* Instruction *
Go over the entries below line by line, copying each one that contains the word "Perawat".

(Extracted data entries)
--- START ---

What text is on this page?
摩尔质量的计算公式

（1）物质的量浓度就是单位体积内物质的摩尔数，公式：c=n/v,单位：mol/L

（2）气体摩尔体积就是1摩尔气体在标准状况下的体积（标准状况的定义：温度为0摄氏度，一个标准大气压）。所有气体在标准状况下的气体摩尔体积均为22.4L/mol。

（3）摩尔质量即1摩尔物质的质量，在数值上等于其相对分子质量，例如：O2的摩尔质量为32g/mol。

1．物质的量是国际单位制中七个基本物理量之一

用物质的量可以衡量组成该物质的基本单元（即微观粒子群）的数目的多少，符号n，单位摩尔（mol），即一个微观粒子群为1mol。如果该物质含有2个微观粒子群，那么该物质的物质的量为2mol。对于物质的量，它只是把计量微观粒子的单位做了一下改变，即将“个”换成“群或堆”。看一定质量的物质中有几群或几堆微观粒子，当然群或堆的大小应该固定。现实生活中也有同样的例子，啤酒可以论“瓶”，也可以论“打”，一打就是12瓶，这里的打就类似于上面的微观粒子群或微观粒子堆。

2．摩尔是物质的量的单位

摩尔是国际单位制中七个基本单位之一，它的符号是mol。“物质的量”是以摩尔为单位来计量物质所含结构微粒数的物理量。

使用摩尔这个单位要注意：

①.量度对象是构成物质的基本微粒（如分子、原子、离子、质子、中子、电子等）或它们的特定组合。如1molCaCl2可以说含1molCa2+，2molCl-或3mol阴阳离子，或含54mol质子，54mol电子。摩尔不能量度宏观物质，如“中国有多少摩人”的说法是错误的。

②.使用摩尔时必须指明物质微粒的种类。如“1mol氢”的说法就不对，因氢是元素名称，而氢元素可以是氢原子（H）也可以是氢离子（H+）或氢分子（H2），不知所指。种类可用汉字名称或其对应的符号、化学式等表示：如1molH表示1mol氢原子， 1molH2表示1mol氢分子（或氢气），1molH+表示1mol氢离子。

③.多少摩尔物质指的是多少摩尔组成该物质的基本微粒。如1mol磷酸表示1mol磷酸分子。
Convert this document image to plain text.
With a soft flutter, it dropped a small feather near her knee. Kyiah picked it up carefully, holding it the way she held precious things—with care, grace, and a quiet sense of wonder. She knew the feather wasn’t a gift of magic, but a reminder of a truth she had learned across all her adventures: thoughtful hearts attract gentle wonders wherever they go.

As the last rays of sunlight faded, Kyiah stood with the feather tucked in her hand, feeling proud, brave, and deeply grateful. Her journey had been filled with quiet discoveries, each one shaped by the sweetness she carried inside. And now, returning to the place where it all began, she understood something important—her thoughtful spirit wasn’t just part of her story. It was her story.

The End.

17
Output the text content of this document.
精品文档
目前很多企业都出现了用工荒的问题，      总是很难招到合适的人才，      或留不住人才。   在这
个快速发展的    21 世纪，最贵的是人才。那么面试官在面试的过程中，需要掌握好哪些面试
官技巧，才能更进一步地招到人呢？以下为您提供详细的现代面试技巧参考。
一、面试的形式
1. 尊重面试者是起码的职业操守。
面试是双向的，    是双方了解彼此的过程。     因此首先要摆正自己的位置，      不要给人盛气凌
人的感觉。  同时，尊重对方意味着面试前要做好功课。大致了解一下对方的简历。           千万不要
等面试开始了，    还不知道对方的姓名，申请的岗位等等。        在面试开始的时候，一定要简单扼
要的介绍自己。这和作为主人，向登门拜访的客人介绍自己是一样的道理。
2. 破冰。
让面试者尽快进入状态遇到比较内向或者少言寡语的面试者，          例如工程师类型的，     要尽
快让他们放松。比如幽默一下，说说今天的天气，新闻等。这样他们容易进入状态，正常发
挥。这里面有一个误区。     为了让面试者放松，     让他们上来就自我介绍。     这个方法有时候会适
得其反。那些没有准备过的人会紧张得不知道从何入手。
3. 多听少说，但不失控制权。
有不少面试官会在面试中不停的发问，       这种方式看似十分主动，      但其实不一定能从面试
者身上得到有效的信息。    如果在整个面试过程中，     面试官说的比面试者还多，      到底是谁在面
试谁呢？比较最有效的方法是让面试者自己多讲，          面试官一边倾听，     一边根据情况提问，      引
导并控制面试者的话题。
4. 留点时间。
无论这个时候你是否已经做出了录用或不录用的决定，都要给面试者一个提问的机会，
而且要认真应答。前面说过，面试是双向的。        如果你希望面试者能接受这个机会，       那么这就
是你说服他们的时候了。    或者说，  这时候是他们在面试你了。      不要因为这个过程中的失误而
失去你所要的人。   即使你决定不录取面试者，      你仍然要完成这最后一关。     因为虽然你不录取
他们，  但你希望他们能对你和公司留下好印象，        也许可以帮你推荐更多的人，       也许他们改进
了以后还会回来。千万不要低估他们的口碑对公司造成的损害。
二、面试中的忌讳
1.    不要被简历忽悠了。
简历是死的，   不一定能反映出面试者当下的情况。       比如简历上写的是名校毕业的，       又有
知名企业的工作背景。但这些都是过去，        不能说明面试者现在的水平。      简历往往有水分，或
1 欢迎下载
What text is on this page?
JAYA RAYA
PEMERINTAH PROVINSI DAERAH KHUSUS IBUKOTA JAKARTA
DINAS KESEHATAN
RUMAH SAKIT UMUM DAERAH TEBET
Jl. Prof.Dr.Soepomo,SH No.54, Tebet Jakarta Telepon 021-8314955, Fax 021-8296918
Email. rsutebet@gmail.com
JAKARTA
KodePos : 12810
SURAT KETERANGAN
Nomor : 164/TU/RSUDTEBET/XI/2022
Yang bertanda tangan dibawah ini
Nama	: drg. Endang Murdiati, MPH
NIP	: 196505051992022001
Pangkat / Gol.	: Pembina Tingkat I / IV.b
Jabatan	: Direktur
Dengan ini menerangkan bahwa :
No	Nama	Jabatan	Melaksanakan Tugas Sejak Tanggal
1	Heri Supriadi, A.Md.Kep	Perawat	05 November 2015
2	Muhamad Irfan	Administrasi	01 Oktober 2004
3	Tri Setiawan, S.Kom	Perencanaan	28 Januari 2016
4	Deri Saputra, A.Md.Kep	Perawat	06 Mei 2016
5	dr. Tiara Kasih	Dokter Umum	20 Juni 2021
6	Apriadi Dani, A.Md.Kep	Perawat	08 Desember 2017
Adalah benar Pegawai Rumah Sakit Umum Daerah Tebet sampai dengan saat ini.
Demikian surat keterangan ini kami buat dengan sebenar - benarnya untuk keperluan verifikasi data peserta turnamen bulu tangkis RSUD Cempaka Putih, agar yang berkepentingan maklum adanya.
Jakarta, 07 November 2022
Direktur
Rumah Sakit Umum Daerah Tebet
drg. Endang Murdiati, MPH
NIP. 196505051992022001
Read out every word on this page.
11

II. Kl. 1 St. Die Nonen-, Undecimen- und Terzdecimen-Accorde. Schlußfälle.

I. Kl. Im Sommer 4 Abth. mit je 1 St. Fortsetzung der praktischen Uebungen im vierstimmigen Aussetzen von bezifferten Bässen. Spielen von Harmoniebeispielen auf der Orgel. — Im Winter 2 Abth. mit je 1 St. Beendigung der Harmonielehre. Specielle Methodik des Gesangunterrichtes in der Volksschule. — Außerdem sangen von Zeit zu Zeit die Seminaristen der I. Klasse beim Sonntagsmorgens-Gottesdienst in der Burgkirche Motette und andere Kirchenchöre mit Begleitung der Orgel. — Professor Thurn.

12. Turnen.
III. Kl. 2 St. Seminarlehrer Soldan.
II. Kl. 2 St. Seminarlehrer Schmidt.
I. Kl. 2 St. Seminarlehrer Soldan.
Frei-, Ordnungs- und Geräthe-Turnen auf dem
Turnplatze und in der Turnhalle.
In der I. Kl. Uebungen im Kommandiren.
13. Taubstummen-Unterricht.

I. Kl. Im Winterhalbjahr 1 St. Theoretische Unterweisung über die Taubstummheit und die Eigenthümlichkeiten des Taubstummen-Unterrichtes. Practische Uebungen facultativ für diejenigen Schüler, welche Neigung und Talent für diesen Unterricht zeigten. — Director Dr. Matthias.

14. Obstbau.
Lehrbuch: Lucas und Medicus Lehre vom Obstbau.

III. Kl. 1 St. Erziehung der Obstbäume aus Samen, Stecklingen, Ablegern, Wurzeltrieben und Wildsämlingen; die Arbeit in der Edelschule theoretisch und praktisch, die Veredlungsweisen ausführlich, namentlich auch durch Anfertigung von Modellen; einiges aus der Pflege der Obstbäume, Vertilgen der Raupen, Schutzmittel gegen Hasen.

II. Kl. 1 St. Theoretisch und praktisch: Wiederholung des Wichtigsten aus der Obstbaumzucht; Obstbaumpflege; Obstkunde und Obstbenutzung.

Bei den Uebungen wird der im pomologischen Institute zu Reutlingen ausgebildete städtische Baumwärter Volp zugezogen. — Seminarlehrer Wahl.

--- END ---

* Expected output *
1	Heri Supriadi, A.Md.Kep	Perawat	05 November 2015
4	Deri Saputra, A.Md.Kep	Perawat	06 Mei 2016
6	Apriadi Dani, A.Md.Kep	Perawat	08 Desember 2017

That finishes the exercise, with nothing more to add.